BEGIN Data for this exercise
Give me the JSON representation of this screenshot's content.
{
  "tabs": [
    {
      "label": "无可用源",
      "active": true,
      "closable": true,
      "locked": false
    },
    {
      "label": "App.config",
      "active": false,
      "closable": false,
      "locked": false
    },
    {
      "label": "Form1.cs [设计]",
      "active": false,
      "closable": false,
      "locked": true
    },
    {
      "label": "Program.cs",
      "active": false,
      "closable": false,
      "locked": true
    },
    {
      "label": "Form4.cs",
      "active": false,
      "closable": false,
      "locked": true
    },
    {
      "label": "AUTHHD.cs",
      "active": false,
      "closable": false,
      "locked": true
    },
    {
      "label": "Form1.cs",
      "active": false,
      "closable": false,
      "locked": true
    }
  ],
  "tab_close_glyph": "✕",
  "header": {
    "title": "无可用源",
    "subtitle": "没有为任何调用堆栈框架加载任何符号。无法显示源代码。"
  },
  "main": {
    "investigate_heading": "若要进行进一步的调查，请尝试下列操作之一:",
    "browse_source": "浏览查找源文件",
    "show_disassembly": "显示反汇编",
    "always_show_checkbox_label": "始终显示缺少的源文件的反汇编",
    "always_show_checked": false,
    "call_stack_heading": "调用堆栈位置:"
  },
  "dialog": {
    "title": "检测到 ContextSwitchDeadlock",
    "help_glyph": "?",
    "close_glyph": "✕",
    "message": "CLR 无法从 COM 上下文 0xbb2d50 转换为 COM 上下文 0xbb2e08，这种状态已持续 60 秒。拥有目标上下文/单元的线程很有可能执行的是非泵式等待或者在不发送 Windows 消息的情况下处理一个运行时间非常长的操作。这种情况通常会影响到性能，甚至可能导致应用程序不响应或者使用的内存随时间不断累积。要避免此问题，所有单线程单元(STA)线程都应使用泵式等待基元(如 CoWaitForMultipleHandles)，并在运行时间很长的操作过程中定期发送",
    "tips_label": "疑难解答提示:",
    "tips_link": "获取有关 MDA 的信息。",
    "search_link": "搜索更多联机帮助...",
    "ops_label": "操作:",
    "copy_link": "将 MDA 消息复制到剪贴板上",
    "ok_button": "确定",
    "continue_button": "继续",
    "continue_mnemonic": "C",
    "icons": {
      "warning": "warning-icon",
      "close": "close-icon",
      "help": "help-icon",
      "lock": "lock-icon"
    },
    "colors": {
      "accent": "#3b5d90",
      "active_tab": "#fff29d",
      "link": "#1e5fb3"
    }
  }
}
END Data for this exercise
From the data above, extract every line in its exact form.

• [Output of the task]:
Give me the JSON representation of this screenshot's content.
{
  "tabs": [
    {
      "label": "无可用源",
      "active": true,
      "closable": true,
      "locked": false
    },
    {
      "label": "App.config",
      "active": false,
      "closable": false,
      "locked": false
    },
    {
      "label": "Form1.cs [设计]",
      "active": false,
      "closable": false,
      "locked": true
    },
    {
      "label": "Program.cs",
      "active": false,
      "closable": false,
      "locked": true
    },
    {
      "label": "Form4.cs",
      "active": false,
      "closable": false,
      "locked": true
    },
    {
      "label": "AUTHHD.cs",
      "active": false,
      "closable": false,
      "locked": true
    },
    {
      "label": "Form1.cs",
      "active": false,
      "closable": false,
      "locked": true
    }
  ],
  "tab_close_glyph": "✕",
  "header": {
    "title": "无可用源",
    "subtitle": "没有为任何调用堆栈框架加载任何符号。无法显示源代码。"
  },
  "main": {
    "investigate_heading": "若要进行进一步的调查，请尝试下列操作之一:",
    "browse_source": "浏览查找源文件",
    "show_disassembly": "显示反汇编",
    "always_show_checkbox_label": "始终显示缺少的源文件的反汇编",
    "always_show_checked": false,
    "call_stack_heading": "调用堆栈位置:"
  },
  "dialog": {
    "title": "检测到 ContextSwitchDeadlock",
    "help_glyph": "?",
    "close_glyph": "✕",
    "message": "CLR 无法从 COM 上下文 0xbb2d50 转换为 COM 上下文 0xbb2e08，这种状态已持续 60 秒。拥有目标上下文/单元的线程很有可能执行的是非泵式等待或者在不发送 Windows 消息的情况下处理一个运行时间非常长的操作。这种情况通常会影响到性能，甚至可能导致应用程序不响应或者使用的内存随时间不断累积。要避免此问题，所有单线程单元(STA)线程都应使用泵式等待基元(如 CoWaitForMultipleHandles)，并在运行时间很长的操作过程中定期发送",
    "tips_label": "疑难解答提示:",
    "tips_link": "获取有关 MDA 的信息。",
    "search_link": "搜索更多联机帮助...",
    "ops_label": "操作:",
    "copy_link": "将 MDA 消息复制到剪贴板上",
    "ok_button": "确定",
    "continue_button": "继续",
    "continue_mnemonic": "C",
    "icons": {
      "warning": "warning-icon",
      "close": "close-icon",
      "help": "help-icon",
      "lock": "lock-icon"
    },
    "colors": {
      "accent": "#3b5d90",
      "active_tab": "#fff29d",
      "link": "#1e5fb3"
    }
  }
}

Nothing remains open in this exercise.